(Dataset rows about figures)
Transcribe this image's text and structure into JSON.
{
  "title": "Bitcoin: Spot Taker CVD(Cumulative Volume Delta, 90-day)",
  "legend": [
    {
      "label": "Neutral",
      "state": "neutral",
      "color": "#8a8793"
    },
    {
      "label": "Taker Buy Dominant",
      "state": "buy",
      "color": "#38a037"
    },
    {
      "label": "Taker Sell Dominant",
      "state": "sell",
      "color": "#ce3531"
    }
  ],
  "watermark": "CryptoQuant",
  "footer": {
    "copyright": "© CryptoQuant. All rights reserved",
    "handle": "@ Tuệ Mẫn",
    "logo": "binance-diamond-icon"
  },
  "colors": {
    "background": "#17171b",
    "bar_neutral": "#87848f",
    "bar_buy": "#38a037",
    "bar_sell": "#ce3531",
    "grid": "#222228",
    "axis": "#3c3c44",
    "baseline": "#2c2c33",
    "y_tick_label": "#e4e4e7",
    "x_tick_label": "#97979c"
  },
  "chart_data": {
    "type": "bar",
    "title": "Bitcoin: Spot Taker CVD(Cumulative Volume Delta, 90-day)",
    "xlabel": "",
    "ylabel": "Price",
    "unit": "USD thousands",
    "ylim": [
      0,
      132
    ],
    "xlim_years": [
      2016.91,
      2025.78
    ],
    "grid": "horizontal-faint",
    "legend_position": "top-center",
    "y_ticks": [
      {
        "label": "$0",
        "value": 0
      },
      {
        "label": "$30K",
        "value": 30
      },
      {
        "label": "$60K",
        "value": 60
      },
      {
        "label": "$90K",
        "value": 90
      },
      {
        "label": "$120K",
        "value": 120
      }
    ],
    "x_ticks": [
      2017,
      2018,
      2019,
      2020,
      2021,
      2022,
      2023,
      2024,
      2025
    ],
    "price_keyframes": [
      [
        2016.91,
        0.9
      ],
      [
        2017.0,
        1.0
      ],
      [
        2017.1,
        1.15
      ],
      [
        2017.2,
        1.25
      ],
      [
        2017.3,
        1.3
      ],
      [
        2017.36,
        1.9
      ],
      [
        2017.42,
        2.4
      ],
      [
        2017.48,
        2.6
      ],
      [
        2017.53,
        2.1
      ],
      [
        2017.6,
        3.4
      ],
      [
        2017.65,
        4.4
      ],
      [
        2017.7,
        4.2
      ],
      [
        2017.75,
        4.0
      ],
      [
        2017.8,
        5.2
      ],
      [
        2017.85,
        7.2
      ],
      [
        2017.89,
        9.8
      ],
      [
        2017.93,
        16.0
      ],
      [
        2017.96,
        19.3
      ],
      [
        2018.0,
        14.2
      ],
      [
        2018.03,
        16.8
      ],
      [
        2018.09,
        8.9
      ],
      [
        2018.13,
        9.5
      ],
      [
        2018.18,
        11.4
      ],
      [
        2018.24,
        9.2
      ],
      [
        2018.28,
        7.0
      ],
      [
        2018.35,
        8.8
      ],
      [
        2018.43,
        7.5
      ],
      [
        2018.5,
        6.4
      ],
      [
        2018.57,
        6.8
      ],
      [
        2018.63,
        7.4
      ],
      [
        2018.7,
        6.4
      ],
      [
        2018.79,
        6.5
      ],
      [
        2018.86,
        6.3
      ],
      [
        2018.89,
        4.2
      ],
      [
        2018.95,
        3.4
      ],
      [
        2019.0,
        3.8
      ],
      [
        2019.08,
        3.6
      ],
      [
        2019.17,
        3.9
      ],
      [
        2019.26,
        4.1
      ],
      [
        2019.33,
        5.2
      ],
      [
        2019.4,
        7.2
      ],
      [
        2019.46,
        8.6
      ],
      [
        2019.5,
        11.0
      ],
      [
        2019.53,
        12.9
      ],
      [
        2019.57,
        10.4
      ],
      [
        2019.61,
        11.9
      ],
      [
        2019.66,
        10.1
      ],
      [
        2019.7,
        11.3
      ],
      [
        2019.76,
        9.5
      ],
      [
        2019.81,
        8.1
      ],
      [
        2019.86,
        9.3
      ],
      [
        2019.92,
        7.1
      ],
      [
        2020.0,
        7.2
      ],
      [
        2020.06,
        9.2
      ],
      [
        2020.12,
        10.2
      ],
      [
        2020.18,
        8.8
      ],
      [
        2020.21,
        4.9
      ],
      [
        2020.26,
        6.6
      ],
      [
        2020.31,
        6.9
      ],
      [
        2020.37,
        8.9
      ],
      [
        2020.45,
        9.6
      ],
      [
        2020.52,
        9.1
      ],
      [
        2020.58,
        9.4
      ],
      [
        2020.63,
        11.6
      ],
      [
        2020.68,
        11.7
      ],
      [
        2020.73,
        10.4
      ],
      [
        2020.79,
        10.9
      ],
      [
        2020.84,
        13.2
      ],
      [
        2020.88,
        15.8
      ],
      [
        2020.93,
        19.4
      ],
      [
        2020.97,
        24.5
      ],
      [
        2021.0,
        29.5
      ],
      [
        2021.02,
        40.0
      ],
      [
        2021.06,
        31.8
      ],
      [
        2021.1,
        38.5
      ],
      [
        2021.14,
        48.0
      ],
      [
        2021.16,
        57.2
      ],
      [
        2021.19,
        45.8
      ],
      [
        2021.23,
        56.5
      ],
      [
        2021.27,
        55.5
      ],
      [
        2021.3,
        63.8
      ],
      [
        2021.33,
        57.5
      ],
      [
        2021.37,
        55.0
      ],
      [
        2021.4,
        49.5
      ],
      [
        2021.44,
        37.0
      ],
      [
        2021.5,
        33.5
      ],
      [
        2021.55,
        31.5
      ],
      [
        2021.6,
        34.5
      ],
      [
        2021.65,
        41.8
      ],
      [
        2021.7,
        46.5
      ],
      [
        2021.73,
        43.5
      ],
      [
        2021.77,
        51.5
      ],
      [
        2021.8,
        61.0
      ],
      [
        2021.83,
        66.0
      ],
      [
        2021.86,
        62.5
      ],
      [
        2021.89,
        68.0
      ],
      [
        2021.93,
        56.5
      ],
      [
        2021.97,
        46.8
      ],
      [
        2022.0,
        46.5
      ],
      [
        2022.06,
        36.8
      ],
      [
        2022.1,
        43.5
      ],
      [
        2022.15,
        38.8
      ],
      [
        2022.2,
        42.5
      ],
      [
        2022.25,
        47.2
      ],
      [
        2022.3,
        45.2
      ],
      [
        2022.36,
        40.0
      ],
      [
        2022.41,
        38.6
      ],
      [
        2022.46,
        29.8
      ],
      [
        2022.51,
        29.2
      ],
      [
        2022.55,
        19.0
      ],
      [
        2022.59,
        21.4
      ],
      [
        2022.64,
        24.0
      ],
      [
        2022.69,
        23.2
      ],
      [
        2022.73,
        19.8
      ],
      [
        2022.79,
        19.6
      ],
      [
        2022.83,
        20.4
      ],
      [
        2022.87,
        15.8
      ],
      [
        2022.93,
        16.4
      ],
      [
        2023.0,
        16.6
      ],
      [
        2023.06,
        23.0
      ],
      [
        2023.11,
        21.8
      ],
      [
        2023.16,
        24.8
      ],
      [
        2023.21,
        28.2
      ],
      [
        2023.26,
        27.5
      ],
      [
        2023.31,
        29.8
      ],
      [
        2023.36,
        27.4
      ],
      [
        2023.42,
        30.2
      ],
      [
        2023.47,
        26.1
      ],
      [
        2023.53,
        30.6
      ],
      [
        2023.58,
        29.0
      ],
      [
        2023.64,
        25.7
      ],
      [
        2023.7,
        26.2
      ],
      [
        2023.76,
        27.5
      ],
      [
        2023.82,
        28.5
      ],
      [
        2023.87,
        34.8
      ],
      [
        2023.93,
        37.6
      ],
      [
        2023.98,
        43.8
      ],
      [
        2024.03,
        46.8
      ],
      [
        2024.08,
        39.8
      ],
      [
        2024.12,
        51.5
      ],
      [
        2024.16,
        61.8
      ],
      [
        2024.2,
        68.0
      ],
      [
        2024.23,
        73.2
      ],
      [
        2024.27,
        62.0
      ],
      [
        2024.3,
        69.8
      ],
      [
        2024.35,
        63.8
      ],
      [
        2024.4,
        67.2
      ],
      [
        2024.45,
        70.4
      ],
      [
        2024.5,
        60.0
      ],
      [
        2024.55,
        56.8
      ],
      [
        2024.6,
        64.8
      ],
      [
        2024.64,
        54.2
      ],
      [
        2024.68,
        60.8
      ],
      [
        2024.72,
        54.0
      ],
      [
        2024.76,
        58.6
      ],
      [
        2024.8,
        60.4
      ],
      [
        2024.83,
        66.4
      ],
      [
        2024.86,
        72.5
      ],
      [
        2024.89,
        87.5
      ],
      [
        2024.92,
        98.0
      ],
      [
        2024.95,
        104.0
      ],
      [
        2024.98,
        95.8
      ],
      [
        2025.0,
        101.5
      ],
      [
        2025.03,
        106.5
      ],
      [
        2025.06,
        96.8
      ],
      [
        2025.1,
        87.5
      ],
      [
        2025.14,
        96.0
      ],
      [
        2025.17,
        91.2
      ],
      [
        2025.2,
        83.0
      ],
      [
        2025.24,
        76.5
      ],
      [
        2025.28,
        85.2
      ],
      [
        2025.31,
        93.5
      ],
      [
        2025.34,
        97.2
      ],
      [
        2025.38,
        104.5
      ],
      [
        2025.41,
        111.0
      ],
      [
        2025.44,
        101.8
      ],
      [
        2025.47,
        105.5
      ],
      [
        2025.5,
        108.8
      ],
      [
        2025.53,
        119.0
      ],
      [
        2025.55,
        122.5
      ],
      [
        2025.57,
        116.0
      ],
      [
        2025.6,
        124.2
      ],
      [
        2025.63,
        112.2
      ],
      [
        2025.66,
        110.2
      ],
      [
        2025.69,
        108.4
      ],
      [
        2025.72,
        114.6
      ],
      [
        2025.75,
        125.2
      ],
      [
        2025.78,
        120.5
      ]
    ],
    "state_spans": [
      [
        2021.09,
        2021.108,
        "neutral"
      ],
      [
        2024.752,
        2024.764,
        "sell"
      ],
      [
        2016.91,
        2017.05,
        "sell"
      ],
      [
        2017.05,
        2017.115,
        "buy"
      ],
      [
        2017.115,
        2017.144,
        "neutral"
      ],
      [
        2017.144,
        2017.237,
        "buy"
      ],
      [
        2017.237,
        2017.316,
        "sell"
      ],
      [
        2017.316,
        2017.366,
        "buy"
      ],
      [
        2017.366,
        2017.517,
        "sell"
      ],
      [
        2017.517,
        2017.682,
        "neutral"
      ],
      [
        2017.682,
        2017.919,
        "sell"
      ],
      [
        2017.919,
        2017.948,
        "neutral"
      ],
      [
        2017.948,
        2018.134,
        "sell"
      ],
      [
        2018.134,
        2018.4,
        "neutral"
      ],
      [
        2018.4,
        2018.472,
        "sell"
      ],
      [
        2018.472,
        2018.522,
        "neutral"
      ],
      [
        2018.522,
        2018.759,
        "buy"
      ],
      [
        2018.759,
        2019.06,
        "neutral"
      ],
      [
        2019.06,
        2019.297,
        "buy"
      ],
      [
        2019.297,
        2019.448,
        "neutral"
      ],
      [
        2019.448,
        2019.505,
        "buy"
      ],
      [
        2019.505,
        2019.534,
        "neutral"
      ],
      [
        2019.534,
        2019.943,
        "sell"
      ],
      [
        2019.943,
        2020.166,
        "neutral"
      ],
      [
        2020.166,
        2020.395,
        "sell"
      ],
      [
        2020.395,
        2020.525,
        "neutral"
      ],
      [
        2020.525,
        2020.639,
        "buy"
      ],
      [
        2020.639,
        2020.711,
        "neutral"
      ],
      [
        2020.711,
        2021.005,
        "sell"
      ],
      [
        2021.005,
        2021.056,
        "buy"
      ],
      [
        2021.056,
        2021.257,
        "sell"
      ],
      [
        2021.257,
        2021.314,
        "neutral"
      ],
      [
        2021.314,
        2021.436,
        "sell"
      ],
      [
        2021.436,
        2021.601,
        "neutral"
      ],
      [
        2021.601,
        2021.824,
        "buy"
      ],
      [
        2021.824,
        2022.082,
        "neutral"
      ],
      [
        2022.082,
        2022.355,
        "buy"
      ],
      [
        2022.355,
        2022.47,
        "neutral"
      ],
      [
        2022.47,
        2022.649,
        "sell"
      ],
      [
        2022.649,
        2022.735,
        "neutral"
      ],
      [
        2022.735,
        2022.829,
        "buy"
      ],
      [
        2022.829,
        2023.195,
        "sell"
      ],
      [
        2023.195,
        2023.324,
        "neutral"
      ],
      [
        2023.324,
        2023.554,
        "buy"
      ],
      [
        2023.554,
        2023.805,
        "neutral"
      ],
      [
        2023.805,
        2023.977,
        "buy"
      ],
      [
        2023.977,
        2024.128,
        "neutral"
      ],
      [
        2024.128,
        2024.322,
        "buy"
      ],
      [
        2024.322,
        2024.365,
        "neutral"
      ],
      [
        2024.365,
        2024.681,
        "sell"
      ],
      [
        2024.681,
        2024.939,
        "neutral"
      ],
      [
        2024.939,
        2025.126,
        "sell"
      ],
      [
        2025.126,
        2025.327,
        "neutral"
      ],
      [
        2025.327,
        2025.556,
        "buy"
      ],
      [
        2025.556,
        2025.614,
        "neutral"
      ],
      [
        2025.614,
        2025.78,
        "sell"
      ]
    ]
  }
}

*What is required*: Which lines include "Volume"? Copy each of them out.

*Solution to this exercise*:
  "title": "Bitcoin: Spot Taker CVD(Cumulative Volume Delta, 90-day)",
    "title": "Bitcoin: Spot Taker CVD(Cumulative Volume Delta, 90-day)",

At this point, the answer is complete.